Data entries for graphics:
- - - - - - -

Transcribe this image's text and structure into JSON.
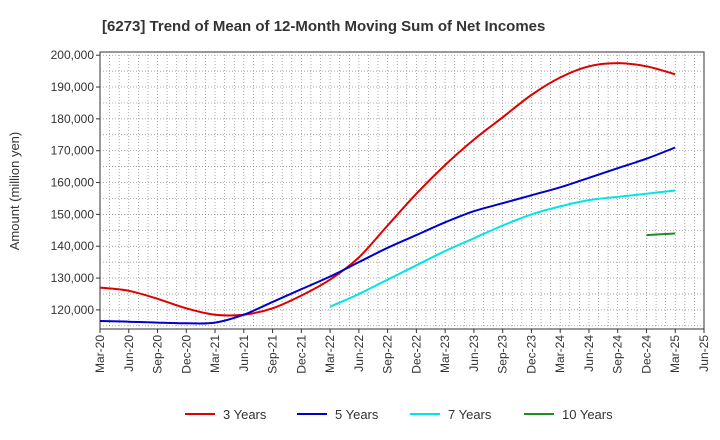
{
  "chart_data": {
    "type": "line",
    "title": "[6273]  Trend of Mean of 12-Month Moving Sum of Net Incomes",
    "ylabel": "Amount (million yen)",
    "xlabel": "",
    "ylim": [
      114000,
      201000
    ],
    "yticks": [
      120000,
      130000,
      140000,
      150000,
      160000,
      170000,
      180000,
      190000,
      200000
    ],
    "ytick_labels": [
      "120,000",
      "130,000",
      "140,000",
      "150,000",
      "160,000",
      "170,000",
      "180,000",
      "190,000",
      "200,000"
    ],
    "x": [
      "Mar-20",
      "Jun-20",
      "Sep-20",
      "Dec-20",
      "Mar-21",
      "Jun-21",
      "Sep-21",
      "Dec-21",
      "Mar-22",
      "Jun-22",
      "Sep-22",
      "Dec-22",
      "Mar-23",
      "Jun-23",
      "Sep-23",
      "Dec-23",
      "Mar-24",
      "Jun-24",
      "Sep-24",
      "Dec-24",
      "Mar-25",
      "Jun-25"
    ],
    "grid": true,
    "legend_position": "bottom",
    "series": [
      {
        "name": "3 Years",
        "color": "#dd0000",
        "values": [
          127000,
          126000,
          123500,
          120500,
          118500,
          118500,
          120500,
          124500,
          129500,
          136500,
          146500,
          156500,
          165500,
          173500,
          180500,
          187500,
          193000,
          196500,
          197500,
          196500,
          194000,
          null
        ]
      },
      {
        "name": "5 Years",
        "color": "#0000cc",
        "values": [
          116500,
          116300,
          116000,
          115800,
          116000,
          118500,
          122500,
          126500,
          130500,
          135000,
          139500,
          143500,
          147500,
          151000,
          153500,
          156000,
          158500,
          161500,
          164500,
          167500,
          171000,
          null
        ]
      },
      {
        "name": "7 Years",
        "color": "#00e5e5",
        "values": [
          null,
          null,
          null,
          null,
          null,
          null,
          null,
          null,
          121000,
          125000,
          129500,
          134000,
          138500,
          142500,
          146500,
          150000,
          152500,
          154500,
          155500,
          156500,
          157500,
          null
        ]
      },
      {
        "name": "10 Years",
        "color": "#228b22",
        "values": [
          null,
          null,
          null,
          null,
          null,
          null,
          null,
          null,
          null,
          null,
          null,
          null,
          null,
          null,
          null,
          null,
          null,
          null,
          null,
          143500,
          144000,
          null
        ]
      }
    ]
  }
}
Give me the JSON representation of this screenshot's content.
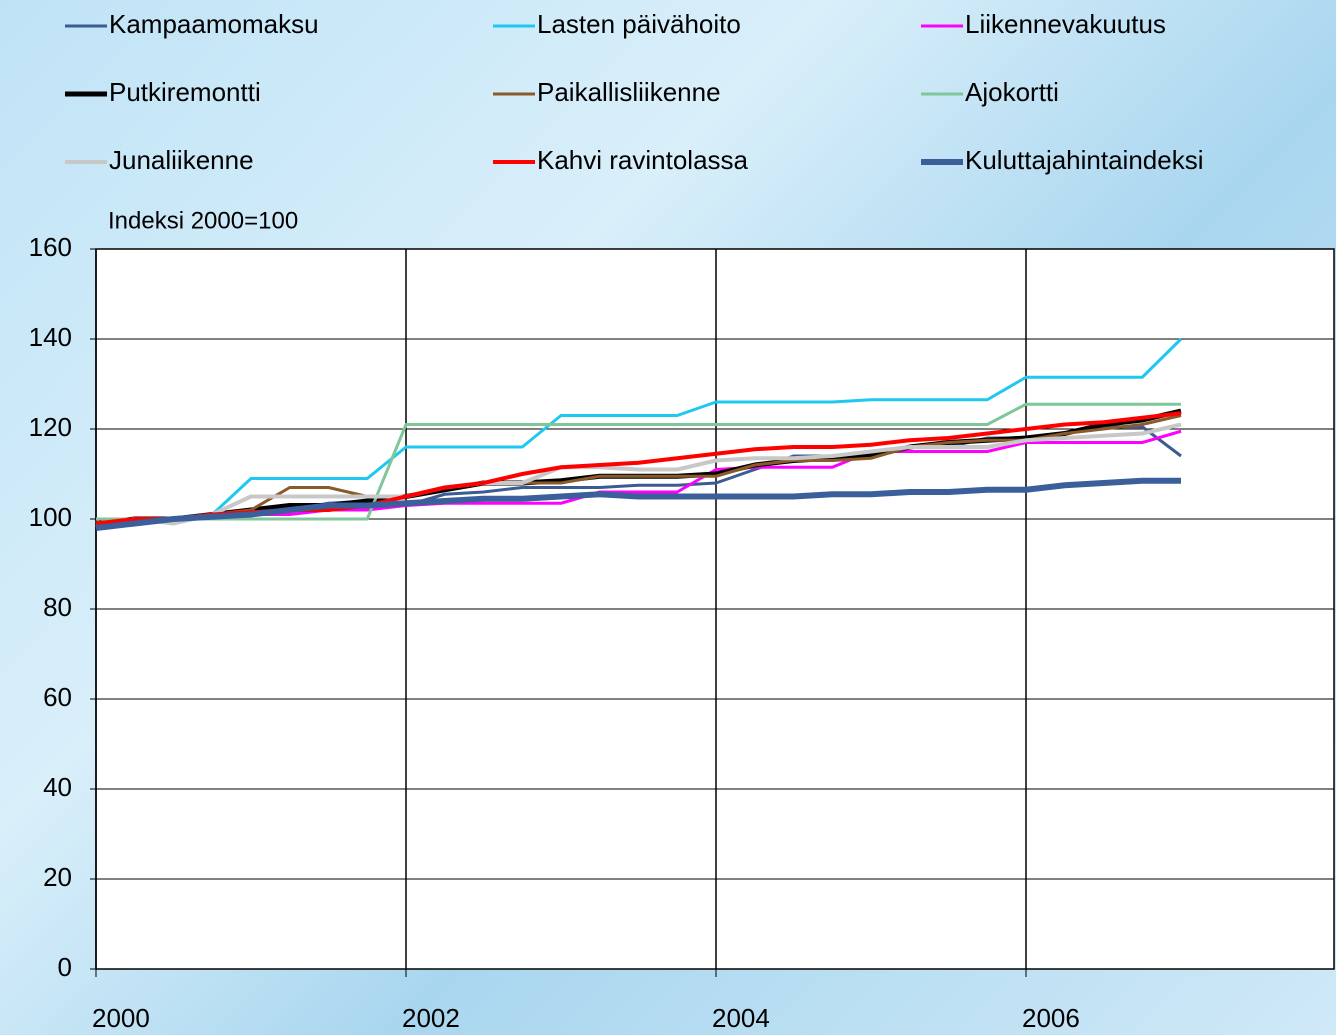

- - - - - - -

Without the pictures, restate all of the entries above verbatim.

* FINISHED ANSWER
Transcribe this image's text and structure into JSON.
{
  "chart_data": {
    "type": "line",
    "title": "[6273]  Trend of Mean of 12-Month Moving Sum of Net Incomes",
    "ylabel": "Amount (million yen)",
    "xlabel": "",
    "ylim": [
      114000,
      201000
    ],
    "yticks": [
      120000,
      130000,
      140000,
      150000,
      160000,
      170000,
      180000,
      190000,
      200000
    ],
    "ytick_labels": [
      "120,000",
      "130,000",
      "140,000",
      "150,000",
      "160,000",
      "170,000",
      "180,000",
      "190,000",
      "200,000"
    ],
    "x": [
      "Mar-20",
      "Jun-20",
      "Sep-20",
      "Dec-20",
      "Mar-21",
      "Jun-21",
      "Sep-21",
      "Dec-21",
      "Mar-22",
      "Jun-22",
      "Sep-22",
      "Dec-22",
      "Mar-23",
      "Jun-23",
      "Sep-23",
      "Dec-23",
      "Mar-24",
      "Jun-24",
      "Sep-24",
      "Dec-24",
      "Mar-25",
      "Jun-25"
    ],
    "grid": true,
    "legend_position": "bottom",
    "series": [
      {
        "name": "3 Years",
        "color": "#dd0000",
        "values": [
          127000,
          126000,
          123500,
          120500,
          118500,
          118500,
          120500,
          124500,
          129500,
          136500,
          146500,
          156500,
          165500,
          173500,
          180500,
          187500,
          193000,
          196500,
          197500,
          196500,
          194000,
          null
        ]
      },
      {
        "name": "5 Years",
        "color": "#0000cc",
        "values": [
          116500,
          116300,
          116000,
          115800,
          116000,
          118500,
          122500,
          126500,
          130500,
          135000,
          139500,
          143500,
          147500,
          151000,
          153500,
          156000,
          158500,
          161500,
          164500,
          167500,
          171000,
          null
        ]
      },
      {
        "name": "7 Years",
        "color": "#00e5e5",
        "values": [
          null,
          null,
          null,
          null,
          null,
          null,
          null,
          null,
          121000,
          125000,
          129500,
          134000,
          138500,
          142500,
          146500,
          150000,
          152500,
          154500,
          155500,
          156500,
          157500,
          null
        ]
      },
      {
        "name": "10 Years",
        "color": "#228b22",
        "values": [
          null,
          null,
          null,
          null,
          null,
          null,
          null,
          null,
          null,
          null,
          null,
          null,
          null,
          null,
          null,
          null,
          null,
          null,
          null,
          143500,
          144000,
          null
        ]
      }
    ]
  }
}
Give me the JSON representation of this screenshot's content.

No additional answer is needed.